— Begin EXCERPTED DATA —

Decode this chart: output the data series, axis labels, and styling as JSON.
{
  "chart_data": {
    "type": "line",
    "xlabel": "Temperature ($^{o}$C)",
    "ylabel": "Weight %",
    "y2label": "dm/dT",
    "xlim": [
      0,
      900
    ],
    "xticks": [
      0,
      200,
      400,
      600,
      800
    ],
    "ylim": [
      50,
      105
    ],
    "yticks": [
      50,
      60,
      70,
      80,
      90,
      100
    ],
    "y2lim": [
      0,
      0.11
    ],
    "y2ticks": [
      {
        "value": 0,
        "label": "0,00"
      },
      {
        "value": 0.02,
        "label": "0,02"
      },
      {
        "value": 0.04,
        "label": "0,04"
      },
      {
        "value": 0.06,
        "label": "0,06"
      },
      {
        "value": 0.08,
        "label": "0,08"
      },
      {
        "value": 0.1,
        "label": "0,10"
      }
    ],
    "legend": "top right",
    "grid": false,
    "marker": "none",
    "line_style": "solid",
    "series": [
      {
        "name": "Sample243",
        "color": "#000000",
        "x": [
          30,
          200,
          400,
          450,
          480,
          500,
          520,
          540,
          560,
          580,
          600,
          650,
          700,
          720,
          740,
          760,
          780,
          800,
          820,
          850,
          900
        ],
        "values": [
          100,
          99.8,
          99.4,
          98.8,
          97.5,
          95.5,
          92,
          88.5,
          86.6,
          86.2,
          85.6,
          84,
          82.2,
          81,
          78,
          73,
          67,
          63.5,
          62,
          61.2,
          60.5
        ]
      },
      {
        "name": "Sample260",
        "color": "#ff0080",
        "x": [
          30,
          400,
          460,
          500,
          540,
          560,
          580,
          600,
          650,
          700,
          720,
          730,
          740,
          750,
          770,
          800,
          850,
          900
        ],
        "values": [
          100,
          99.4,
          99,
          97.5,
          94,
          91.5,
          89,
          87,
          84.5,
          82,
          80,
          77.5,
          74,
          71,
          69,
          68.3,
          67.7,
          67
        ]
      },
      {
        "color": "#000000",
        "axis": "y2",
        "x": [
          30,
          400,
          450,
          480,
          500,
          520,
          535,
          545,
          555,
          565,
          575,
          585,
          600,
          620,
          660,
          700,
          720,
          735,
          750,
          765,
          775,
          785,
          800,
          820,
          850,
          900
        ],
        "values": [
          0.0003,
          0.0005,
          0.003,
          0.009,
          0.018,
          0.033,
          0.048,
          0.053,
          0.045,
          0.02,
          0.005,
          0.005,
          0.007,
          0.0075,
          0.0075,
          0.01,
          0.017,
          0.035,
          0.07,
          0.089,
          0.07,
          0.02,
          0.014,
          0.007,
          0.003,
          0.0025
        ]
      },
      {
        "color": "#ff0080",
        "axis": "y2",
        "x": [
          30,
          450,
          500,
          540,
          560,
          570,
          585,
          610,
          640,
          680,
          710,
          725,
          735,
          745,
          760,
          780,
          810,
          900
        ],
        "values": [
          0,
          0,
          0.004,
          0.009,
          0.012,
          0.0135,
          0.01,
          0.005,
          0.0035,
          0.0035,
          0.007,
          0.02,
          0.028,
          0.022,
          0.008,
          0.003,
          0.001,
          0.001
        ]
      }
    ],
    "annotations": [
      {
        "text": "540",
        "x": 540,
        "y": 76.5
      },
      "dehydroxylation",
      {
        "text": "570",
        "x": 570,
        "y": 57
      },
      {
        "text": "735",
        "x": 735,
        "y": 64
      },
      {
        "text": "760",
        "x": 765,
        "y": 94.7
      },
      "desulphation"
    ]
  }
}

— End EXCERPTED DATA —

Each line above that includes "series" counts once; state the total and nothing more.

EXERCISE RESULT:
2